# Option pricing: Relationship between Theta and early exercise

I am confused about the following:

For a European put option, the parameter $$\Theta$$ is given by $$\Theta= \frac{d V}{dt} = -\frac{SN'(d_1) \sigma}{2 \sqrt{T-t}} + rK e^{-r(T-t)}N(-d_2).$$

My textbook claims the following:

For deep-in-the-money European puts, $$S<. Hence, $$d_1, d_2 \approx - \infty$$, which implies that $$N'(d_1) \approx 0$$ and $$N(-d_2) \approx 1$$. Hence, $$\Theta >0$$. This shows that it can be optimal to exercise a deep-in-the-money American put before maturity.

I have two questions regarding this statement:

1. I have a deep confusion. $$\Theta$$ measures the rate of change of $$V$$ with respect to $$t$$ by its definition. Hence, a positive value of $$\Theta$$ should imply that the put option increases in value over time. This means that we should wait further for the future increase in the value of the option and therefore wait and not exercise at the moment.

**Data lines:**
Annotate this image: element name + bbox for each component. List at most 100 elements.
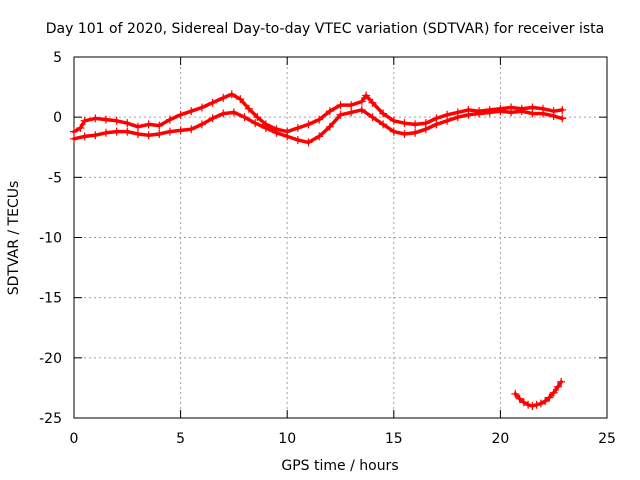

**What you will do:** Reproduce the option pricing post above word for word, from its title through the end of its first numbered question.

**Output for this exercise:**
# Option pricing: Relationship between Theta and early exercise

I am confused about the following:

For a European put option, the parameter $$\Theta$$ is given by $$\Theta= \frac{d V}{dt} = -\frac{SN'(d_1) \sigma}{2 \sqrt{T-t}} + rK e^{-r(T-t)}N(-d_2).$$

My textbook claims the following:

For deep-in-the-money European puts, $$S<. Hence, $$d_1, d_2 \approx - \infty$$, which implies that $$N'(d_1) \approx 0$$ and $$N(-d_2) \approx 1$$. Hence, $$\Theta >0$$. This shows that it can be optimal to exercise a deep-in-the-money American put before maturity.

I have two questions regarding this statement:

1. I have a deep confusion. $$\Theta$$ measures the rate of change of $$V$$ with respect to $$t$$ by its definition. Hence, a positive value of $$\Theta$$ should imply that the put option increases in value over time. This means that we should wait further for the future increase in the value of the option and therefore wait and not exercise at the moment.